▶ **Given task**
Go through the records and give each one again exactly.

▶ **Information provided**
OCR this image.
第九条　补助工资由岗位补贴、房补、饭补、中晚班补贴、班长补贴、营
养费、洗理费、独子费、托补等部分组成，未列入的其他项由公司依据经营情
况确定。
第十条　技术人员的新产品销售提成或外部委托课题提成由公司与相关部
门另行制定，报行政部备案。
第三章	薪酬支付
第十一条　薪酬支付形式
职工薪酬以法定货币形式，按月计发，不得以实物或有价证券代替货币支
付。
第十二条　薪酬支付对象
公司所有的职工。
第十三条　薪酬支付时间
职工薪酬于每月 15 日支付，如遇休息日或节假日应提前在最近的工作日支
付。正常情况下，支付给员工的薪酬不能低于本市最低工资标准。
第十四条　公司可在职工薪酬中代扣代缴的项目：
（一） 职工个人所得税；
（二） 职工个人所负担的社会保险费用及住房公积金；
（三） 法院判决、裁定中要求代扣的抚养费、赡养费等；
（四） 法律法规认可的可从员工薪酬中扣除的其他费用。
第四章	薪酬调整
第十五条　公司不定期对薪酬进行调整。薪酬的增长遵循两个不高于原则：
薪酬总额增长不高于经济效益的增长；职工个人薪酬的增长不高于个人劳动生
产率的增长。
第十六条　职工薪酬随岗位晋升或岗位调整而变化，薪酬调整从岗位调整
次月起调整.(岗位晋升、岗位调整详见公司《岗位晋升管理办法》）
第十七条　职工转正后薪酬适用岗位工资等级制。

▶ **Result for this exercise**
OCR this image.
第九条　补助工资由岗位补贴、房补、饭补、中晚班补贴、班长补贴、营
养费、洗理费、独子费、托补等部分组成，未列入的其他项由公司依据经营情
况确定。
第十条　技术人员的新产品销售提成或外部委托课题提成由公司与相关部
门另行制定，报行政部备案。
第三章	薪酬支付
第十一条　薪酬支付形式
职工薪酬以法定货币形式，按月计发，不得以实物或有价证券代替货币支
付。
第十二条　薪酬支付对象
公司所有的职工。
第十三条　薪酬支付时间
职工薪酬于每月 15 日支付，如遇休息日或节假日应提前在最近的工作日支
付。正常情况下，支付给员工的薪酬不能低于本市最低工资标准。
第十四条　公司可在职工薪酬中代扣代缴的项目：
（一） 职工个人所得税；
（二） 职工个人所负担的社会保险费用及住房公积金；
（三） 法院判决、裁定中要求代扣的抚养费、赡养费等；
（四） 法律法规认可的可从员工薪酬中扣除的其他费用。
第四章	薪酬调整
第十五条　公司不定期对薪酬进行调整。薪酬的增长遵循两个不高于原则：
薪酬总额增长不高于经济效益的增长；职工个人薪酬的增长不高于个人劳动生
产率的增长。
第十六条　职工薪酬随岗位晋升或岗位调整而变化，薪酬调整从岗位调整
次月起调整.(岗位晋升、岗位调整详见公司《岗位晋升管理办法》）
第十七条　职工转正后薪酬适用岗位工资等级制。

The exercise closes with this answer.